Records from a collection of figures:
━━━━━━━━━━━━━━━━
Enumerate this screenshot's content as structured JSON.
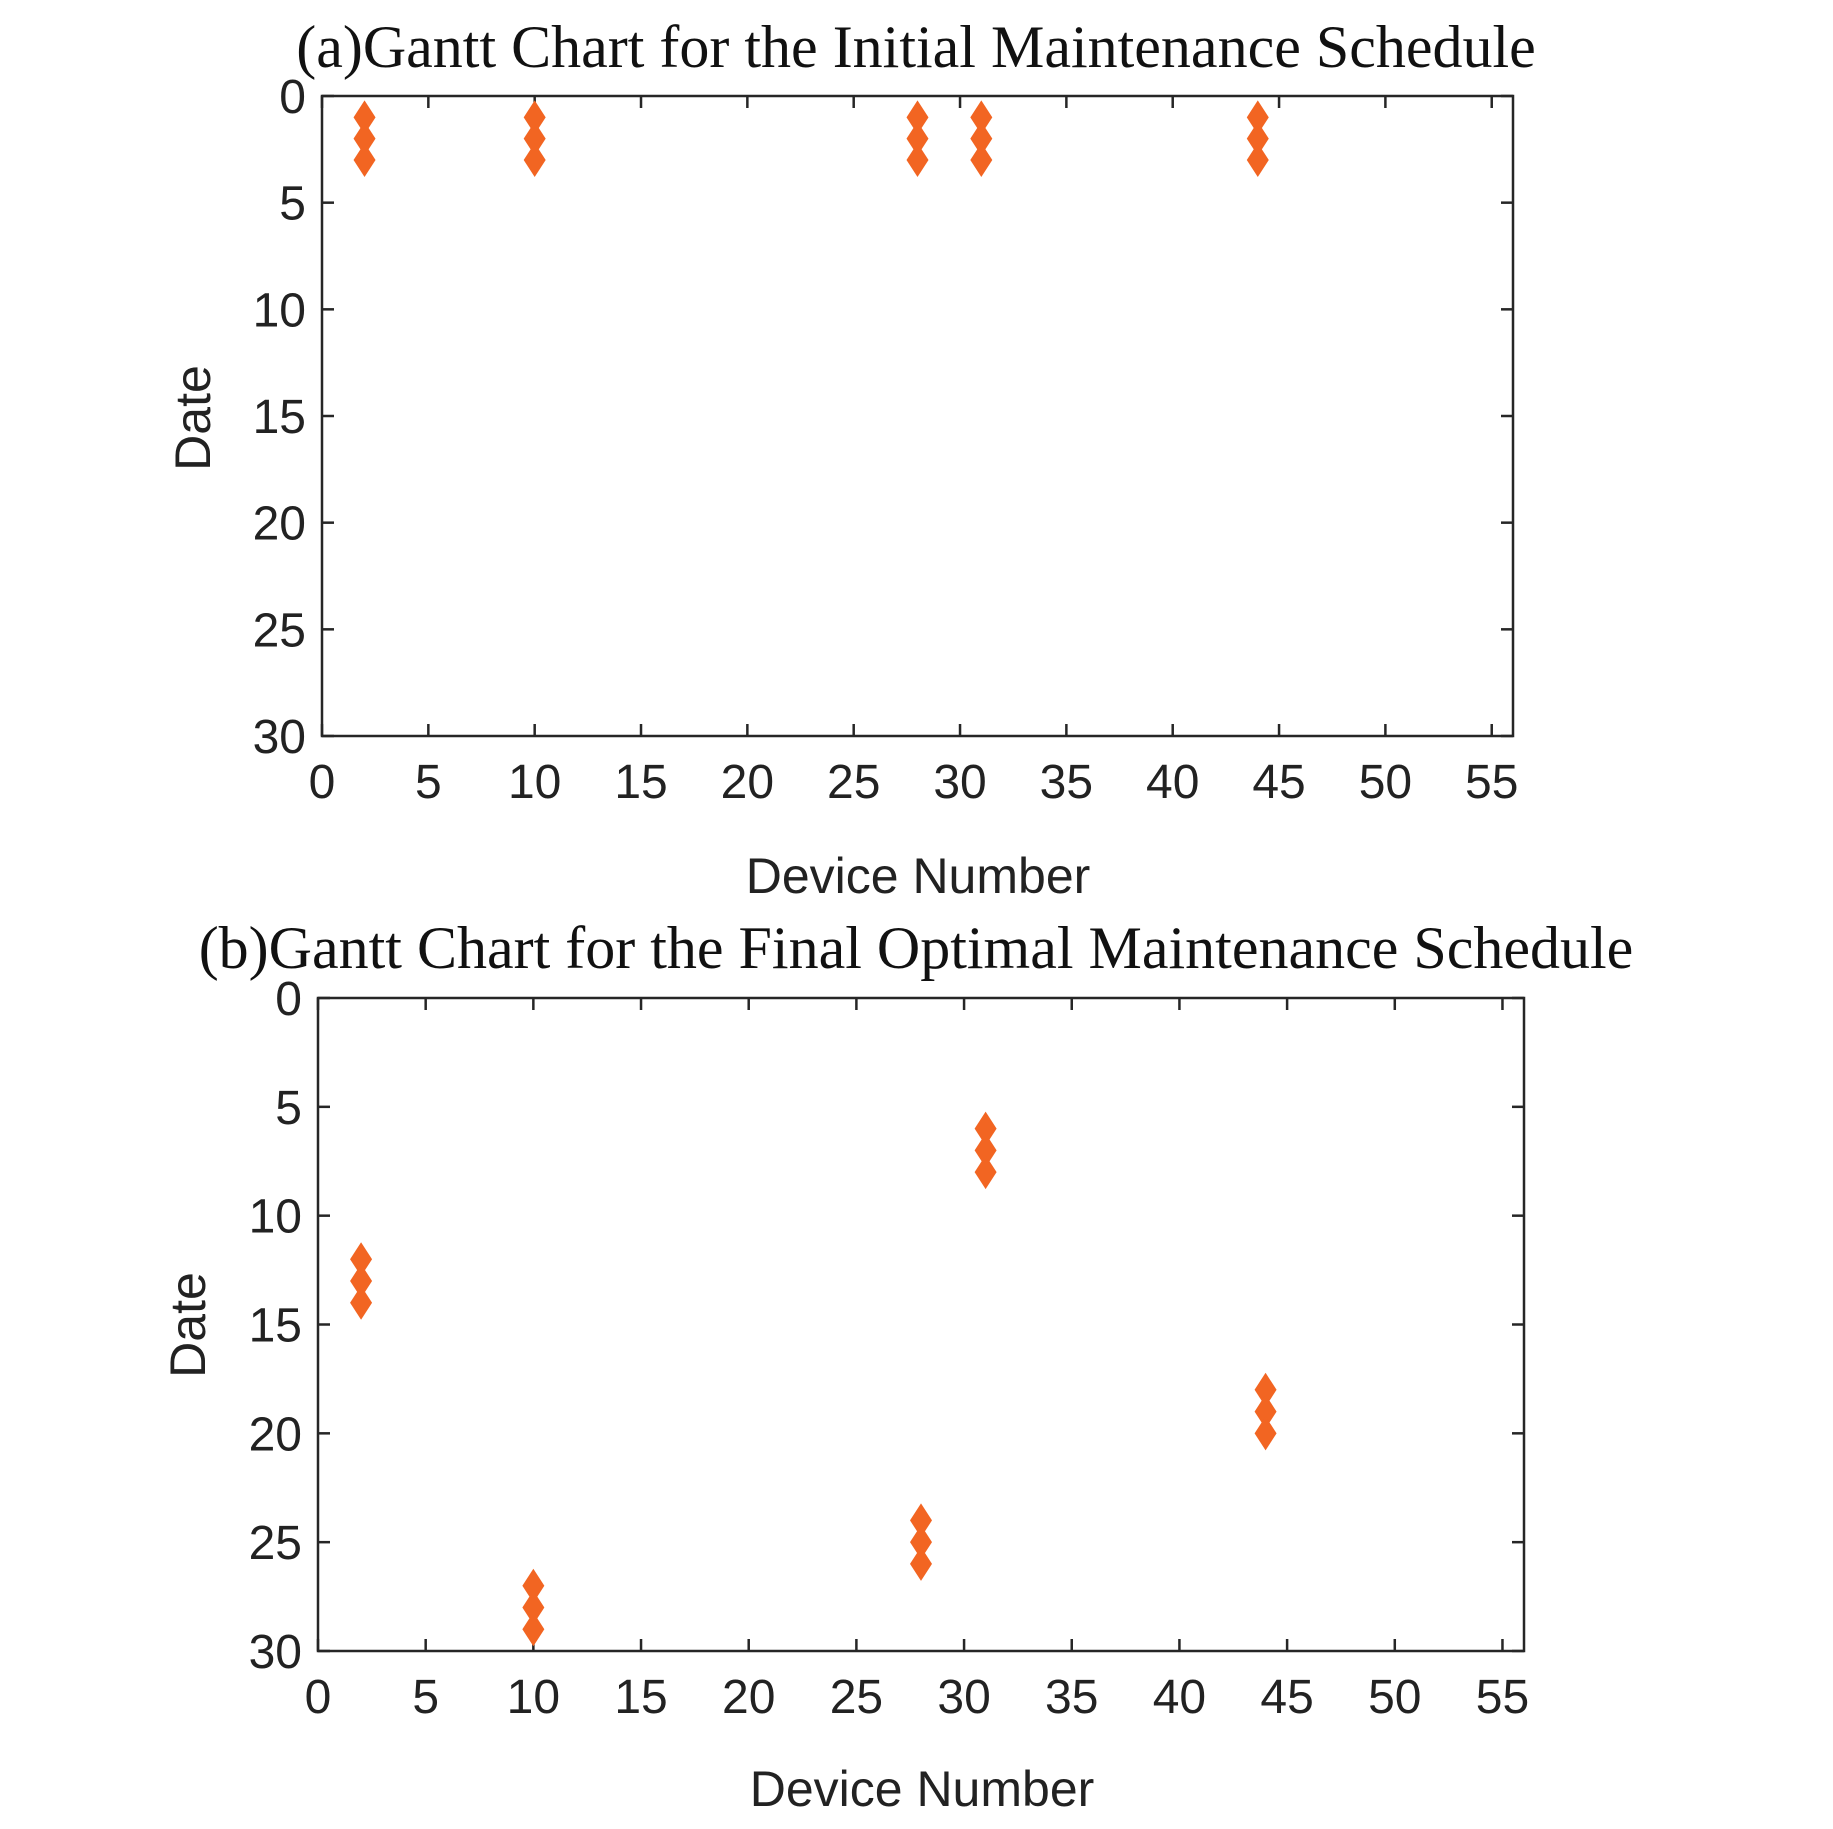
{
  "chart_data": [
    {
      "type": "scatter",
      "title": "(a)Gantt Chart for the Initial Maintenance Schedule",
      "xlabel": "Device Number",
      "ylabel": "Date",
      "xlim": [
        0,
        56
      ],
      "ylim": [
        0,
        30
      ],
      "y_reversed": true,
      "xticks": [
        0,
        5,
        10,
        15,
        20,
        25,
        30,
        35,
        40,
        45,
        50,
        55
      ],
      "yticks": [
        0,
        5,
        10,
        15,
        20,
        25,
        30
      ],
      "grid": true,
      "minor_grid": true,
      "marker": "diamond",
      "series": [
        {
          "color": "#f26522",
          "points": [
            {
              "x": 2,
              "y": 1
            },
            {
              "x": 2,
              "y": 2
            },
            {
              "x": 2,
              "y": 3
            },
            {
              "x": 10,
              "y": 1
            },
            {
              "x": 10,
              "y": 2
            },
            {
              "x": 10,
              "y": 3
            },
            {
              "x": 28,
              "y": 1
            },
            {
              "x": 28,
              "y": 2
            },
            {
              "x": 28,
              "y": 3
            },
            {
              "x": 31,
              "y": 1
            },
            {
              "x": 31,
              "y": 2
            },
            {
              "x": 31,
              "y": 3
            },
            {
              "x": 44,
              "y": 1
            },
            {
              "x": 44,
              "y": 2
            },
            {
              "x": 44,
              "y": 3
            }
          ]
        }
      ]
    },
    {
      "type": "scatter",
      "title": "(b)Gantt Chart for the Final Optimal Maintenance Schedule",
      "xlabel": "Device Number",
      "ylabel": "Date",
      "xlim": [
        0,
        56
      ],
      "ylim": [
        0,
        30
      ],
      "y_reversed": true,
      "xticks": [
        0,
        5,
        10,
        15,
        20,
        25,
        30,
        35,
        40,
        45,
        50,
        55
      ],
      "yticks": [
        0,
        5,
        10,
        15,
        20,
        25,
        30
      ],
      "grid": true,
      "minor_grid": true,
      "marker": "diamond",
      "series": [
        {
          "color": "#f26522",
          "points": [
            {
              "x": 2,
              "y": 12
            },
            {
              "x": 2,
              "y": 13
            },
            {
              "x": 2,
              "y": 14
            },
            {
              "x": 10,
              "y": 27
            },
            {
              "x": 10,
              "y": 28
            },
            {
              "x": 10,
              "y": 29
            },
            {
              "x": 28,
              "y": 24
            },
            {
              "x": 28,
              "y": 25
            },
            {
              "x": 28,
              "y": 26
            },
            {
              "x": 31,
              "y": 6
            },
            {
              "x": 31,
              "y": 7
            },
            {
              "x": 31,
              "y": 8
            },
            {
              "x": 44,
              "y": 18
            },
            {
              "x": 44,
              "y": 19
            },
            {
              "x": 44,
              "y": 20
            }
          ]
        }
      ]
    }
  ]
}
━━━━━━━━━━━━━━━━
Task description: Leave out the pictures and give the listing above again exactly.

Written solution:
Enumerate this screenshot's content as structured JSON.
{
  "chart_data": [
    {
      "type": "scatter",
      "title": "(a)Gantt Chart for the Initial Maintenance Schedule",
      "xlabel": "Device Number",
      "ylabel": "Date",
      "xlim": [
        0,
        56
      ],
      "ylim": [
        0,
        30
      ],
      "y_reversed": true,
      "xticks": [
        0,
        5,
        10,
        15,
        20,
        25,
        30,
        35,
        40,
        45,
        50,
        55
      ],
      "yticks": [
        0,
        5,
        10,
        15,
        20,
        25,
        30
      ],
      "grid": true,
      "minor_grid": true,
      "marker": "diamond",
      "series": [
        {
          "color": "#f26522",
          "points": [
            {
              "x": 2,
              "y": 1
            },
            {
              "x": 2,
              "y": 2
            },
            {
              "x": 2,
              "y": 3
            },
            {
              "x": 10,
              "y": 1
            },
            {
              "x": 10,
              "y": 2
            },
            {
              "x": 10,
              "y": 3
            },
            {
              "x": 28,
              "y": 1
            },
            {
              "x": 28,
              "y": 2
            },
            {
              "x": 28,
              "y": 3
            },
            {
              "x": 31,
              "y": 1
            },
            {
              "x": 31,
              "y": 2
            },
            {
              "x": 31,
              "y": 3
            },
            {
              "x": 44,
              "y": 1
            },
            {
              "x": 44,
              "y": 2
            },
            {
              "x": 44,
              "y": 3
            }
          ]
        }
      ]
    },
    {
      "type": "scatter",
      "title": "(b)Gantt Chart for the Final Optimal Maintenance Schedule",
      "xlabel": "Device Number",
      "ylabel": "Date",
      "xlim": [
        0,
        56
      ],
      "ylim": [
        0,
        30
      ],
      "y_reversed": true,
      "xticks": [
        0,
        5,
        10,
        15,
        20,
        25,
        30,
        35,
        40,
        45,
        50,
        55
      ],
      "yticks": [
        0,
        5,
        10,
        15,
        20,
        25,
        30
      ],
      "grid": true,
      "minor_grid": true,
      "marker": "diamond",
      "series": [
        {
          "color": "#f26522",
          "points": [
            {
              "x": 2,
              "y": 12
            },
            {
              "x": 2,
              "y": 13
            },
            {
              "x": 2,
              "y": 14
            },
            {
              "x": 10,
              "y": 27
            },
            {
              "x": 10,
              "y": 28
            },
            {
              "x": 10,
              "y": 29
            },
            {
              "x": 28,
              "y": 24
            },
            {
              "x": 28,
              "y": 25
            },
            {
              "x": 28,
              "y": 26
            },
            {
              "x": 31,
              "y": 6
            },
            {
              "x": 31,
              "y": 7
            },
            {
              "x": 31,
              "y": 8
            },
            {
              "x": 44,
              "y": 18
            },
            {
              "x": 44,
              "y": 19
            },
            {
              "x": 44,
              "y": 20
            }
          ]
        }
      ]
    }
  ]
}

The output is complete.